BRIEF :: Send back all the data below, exactly as given.

Stored data
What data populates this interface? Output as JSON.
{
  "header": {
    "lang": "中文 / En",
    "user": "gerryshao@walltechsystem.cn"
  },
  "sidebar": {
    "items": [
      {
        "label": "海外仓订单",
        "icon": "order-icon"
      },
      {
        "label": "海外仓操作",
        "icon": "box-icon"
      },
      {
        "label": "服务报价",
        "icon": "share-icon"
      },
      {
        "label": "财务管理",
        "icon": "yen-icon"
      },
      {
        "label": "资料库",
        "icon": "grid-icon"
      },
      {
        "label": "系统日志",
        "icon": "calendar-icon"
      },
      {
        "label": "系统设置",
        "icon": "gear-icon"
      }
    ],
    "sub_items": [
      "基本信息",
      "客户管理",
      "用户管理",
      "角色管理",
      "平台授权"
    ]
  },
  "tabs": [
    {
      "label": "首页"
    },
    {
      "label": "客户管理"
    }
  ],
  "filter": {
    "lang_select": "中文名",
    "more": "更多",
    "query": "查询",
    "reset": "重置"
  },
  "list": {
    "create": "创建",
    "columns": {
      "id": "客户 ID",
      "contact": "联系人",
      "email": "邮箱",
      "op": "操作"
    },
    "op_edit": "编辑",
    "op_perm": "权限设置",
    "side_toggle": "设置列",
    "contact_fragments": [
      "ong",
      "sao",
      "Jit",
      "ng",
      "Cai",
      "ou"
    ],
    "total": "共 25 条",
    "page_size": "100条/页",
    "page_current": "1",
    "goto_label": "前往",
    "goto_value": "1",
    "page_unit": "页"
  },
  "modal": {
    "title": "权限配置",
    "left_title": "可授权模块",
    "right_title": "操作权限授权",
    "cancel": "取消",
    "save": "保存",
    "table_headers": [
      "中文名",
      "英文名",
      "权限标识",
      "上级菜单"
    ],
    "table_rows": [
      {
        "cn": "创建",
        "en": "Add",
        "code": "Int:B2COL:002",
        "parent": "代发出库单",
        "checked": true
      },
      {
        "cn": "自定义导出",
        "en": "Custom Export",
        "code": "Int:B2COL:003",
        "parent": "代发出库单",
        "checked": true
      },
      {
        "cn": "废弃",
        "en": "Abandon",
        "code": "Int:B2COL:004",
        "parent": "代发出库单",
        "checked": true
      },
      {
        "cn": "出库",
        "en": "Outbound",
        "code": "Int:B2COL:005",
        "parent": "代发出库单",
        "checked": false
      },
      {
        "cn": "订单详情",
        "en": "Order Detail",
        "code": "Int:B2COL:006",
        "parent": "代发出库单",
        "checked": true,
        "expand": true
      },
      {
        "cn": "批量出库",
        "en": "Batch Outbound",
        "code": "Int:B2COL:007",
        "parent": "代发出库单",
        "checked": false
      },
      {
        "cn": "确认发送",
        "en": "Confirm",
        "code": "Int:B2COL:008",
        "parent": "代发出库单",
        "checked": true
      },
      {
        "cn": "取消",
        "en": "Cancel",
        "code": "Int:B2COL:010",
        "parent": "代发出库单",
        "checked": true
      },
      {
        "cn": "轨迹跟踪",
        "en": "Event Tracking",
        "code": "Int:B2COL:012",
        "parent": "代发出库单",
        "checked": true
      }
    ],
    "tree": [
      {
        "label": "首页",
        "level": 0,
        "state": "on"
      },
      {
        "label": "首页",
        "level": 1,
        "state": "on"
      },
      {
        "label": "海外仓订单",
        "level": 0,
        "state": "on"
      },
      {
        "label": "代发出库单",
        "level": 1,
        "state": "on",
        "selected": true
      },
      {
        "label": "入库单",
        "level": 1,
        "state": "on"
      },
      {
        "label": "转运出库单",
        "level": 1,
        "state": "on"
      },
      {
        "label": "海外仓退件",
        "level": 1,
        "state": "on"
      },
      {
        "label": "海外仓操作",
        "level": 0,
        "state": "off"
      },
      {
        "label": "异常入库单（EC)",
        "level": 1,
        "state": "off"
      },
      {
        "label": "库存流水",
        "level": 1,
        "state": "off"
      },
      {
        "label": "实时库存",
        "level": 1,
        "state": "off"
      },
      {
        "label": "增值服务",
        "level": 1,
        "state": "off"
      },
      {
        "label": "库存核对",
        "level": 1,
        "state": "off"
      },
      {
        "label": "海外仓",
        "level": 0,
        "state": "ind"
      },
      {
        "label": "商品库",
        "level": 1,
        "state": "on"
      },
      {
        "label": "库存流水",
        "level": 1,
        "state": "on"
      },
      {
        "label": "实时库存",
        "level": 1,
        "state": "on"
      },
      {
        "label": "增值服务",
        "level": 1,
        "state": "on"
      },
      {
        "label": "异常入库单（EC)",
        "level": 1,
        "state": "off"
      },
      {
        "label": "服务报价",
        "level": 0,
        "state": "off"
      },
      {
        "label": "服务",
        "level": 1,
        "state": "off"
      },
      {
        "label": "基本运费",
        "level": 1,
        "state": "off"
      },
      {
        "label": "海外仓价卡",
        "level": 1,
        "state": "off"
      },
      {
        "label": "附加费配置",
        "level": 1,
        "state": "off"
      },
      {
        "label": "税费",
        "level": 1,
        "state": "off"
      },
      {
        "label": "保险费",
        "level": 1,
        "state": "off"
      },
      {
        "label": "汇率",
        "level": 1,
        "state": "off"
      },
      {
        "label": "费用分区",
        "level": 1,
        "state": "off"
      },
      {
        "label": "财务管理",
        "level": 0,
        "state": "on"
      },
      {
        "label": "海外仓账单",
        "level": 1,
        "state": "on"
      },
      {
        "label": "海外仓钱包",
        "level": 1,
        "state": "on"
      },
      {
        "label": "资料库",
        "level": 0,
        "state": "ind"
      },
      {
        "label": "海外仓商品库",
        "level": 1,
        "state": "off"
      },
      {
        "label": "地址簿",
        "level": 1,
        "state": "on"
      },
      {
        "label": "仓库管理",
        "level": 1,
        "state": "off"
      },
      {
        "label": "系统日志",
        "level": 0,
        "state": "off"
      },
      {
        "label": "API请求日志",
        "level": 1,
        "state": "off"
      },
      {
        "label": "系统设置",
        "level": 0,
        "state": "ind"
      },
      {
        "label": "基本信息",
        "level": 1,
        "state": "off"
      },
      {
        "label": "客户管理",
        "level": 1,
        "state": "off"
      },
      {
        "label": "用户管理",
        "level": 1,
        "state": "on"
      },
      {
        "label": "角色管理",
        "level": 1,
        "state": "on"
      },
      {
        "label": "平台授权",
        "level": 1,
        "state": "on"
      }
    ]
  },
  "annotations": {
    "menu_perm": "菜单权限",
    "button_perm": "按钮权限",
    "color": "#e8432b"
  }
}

ANSWER FOR THE TASK ::
What data populates this interface? Output as JSON.
{
  "header": {
    "lang": "中文 / En",
    "user": "gerryshao@walltechsystem.cn"
  },
  "sidebar": {
    "items": [
      {
        "label": "海外仓订单",
        "icon": "order-icon"
      },
      {
        "label": "海外仓操作",
        "icon": "box-icon"
      },
      {
        "label": "服务报价",
        "icon": "share-icon"
      },
      {
        "label": "财务管理",
        "icon": "yen-icon"
      },
      {
        "label": "资料库",
        "icon": "grid-icon"
      },
      {
        "label": "系统日志",
        "icon": "calendar-icon"
      },
      {
        "label": "系统设置",
        "icon": "gear-icon"
      }
    ],
    "sub_items": [
      "基本信息",
      "客户管理",
      "用户管理",
      "角色管理",
      "平台授权"
    ]
  },
  "tabs": [
    {
      "label": "首页"
    },
    {
      "label": "客户管理"
    }
  ],
  "filter": {
    "lang_select": "中文名",
    "more": "更多",
    "query": "查询",
    "reset": "重置"
  },
  "list": {
    "create": "创建",
    "columns": {
      "id": "客户 ID",
      "contact": "联系人",
      "email": "邮箱",
      "op": "操作"
    },
    "op_edit": "编辑",
    "op_perm": "权限设置",
    "side_toggle": "设置列",
    "contact_fragments": [
      "ong",
      "sao",
      "Jit",
      "ng",
      "Cai",
      "ou"
    ],
    "total": "共 25 条",
    "page_size": "100条/页",
    "page_current": "1",
    "goto_label": "前往",
    "goto_value": "1",
    "page_unit": "页"
  },
  "modal": {
    "title": "权限配置",
    "left_title": "可授权模块",
    "right_title": "操作权限授权",
    "cancel": "取消",
    "save": "保存",
    "table_headers": [
      "中文名",
      "英文名",
      "权限标识",
      "上级菜单"
    ],
    "table_rows": [
      {
        "cn": "创建",
        "en": "Add",
        "code": "Int:B2COL:002",
        "parent": "代发出库单",
        "checked": true
      },
      {
        "cn": "自定义导出",
        "en": "Custom Export",
        "code": "Int:B2COL:003",
        "parent": "代发出库单",
        "checked": true
      },
      {
        "cn": "废弃",
        "en": "Abandon",
        "code": "Int:B2COL:004",
        "parent": "代发出库单",
        "checked": true
      },
      {
        "cn": "出库",
        "en": "Outbound",
        "code": "Int:B2COL:005",
        "parent": "代发出库单",
        "checked": false
      },
      {
        "cn": "订单详情",
        "en": "Order Detail",
        "code": "Int:B2COL:006",
        "parent": "代发出库单",
        "checked": true,
        "expand": true
      },
      {
        "cn": "批量出库",
        "en": "Batch Outbound",
        "code": "Int:B2COL:007",
        "parent": "代发出库单",
        "checked": false
      },
      {
        "cn": "确认发送",
        "en": "Confirm",
        "code": "Int:B2COL:008",
        "parent": "代发出库单",
        "checked": true
      },
      {
        "cn": "取消",
        "en": "Cancel",
        "code": "Int:B2COL:010",
        "parent": "代发出库单",
        "checked": true
      },
      {
        "cn": "轨迹跟踪",
        "en": "Event Tracking",
        "code": "Int:B2COL:012",
        "parent": "代发出库单",
        "checked": true
      }
    ],
    "tree": [
      {
        "label": "首页",
        "level": 0,
        "state": "on"
      },
      {
        "label": "首页",
        "level": 1,
        "state": "on"
      },
      {
        "label": "海外仓订单",
        "level": 0,
        "state": "on"
      },
      {
        "label": "代发出库单",
        "level": 1,
        "state": "on",
        "selected": true
      },
      {
        "label": "入库单",
        "level": 1,
        "state": "on"
      },
      {
        "label": "转运出库单",
        "level": 1,
        "state": "on"
      },
      {
        "label": "海外仓退件",
        "level": 1,
        "state": "on"
      },
      {
        "label": "海外仓操作",
        "level": 0,
        "state": "off"
      },
      {
        "label": "异常入库单（EC)",
        "level": 1,
        "state": "off"
      },
      {
        "label": "库存流水",
        "level": 1,
        "state": "off"
      },
      {
        "label": "实时库存",
        "level": 1,
        "state": "off"
      },
      {
        "label": "增值服务",
        "level": 1,
        "state": "off"
      },
      {
        "label": "库存核对",
        "level": 1,
        "state": "off"
      },
      {
        "label": "海外仓",
        "level": 0,
        "state": "ind"
      },
      {
        "label": "商品库",
        "level": 1,
        "state": "on"
      },
      {
        "label": "库存流水",
        "level": 1,
        "state": "on"
      },
      {
        "label": "实时库存",
        "level": 1,
        "state": "on"
      },
      {
        "label": "增值服务",
        "level": 1,
        "state": "on"
      },
      {
        "label": "异常入库单（EC)",
        "level": 1,
        "state": "off"
      },
      {
        "label": "服务报价",
        "level": 0,
        "state": "off"
      },
      {
        "label": "服务",
        "level": 1,
        "state": "off"
      },
      {
        "label": "基本运费",
        "level": 1,
        "state": "off"
      },
      {
        "label": "海外仓价卡",
        "level": 1,
        "state": "off"
      },
      {
        "label": "附加费配置",
        "level": 1,
        "state": "off"
      },
      {
        "label": "税费",
        "level": 1,
        "state": "off"
      },
      {
        "label": "保险费",
        "level": 1,
        "state": "off"
      },
      {
        "label": "汇率",
        "level": 1,
        "state": "off"
      },
      {
        "label": "费用分区",
        "level": 1,
        "state": "off"
      },
      {
        "label": "财务管理",
        "level": 0,
        "state": "on"
      },
      {
        "label": "海外仓账单",
        "level": 1,
        "state": "on"
      },
      {
        "label": "海外仓钱包",
        "level": 1,
        "state": "on"
      },
      {
        "label": "资料库",
        "level": 0,
        "state": "ind"
      },
      {
        "label": "海外仓商品库",
        "level": 1,
        "state": "off"
      },
      {
        "label": "地址簿",
        "level": 1,
        "state": "on"
      },
      {
        "label": "仓库管理",
        "level": 1,
        "state": "off"
      },
      {
        "label": "系统日志",
        "level": 0,
        "state": "off"
      },
      {
        "label": "API请求日志",
        "level": 1,
        "state": "off"
      },
      {
        "label": "系统设置",
        "level": 0,
        "state": "ind"
      },
      {
        "label": "基本信息",
        "level": 1,
        "state": "off"
      },
      {
        "label": "客户管理",
        "level": 1,
        "state": "off"
      },
      {
        "label": "用户管理",
        "level": 1,
        "state": "on"
      },
      {
        "label": "角色管理",
        "level": 1,
        "state": "on"
      },
      {
        "label": "平台授权",
        "level": 1,
        "state": "on"
      }
    ]
  },
  "annotations": {
    "menu_perm": "菜单权限",
    "button_perm": "按钮权限",
    "color": "#e8432b"
  }
}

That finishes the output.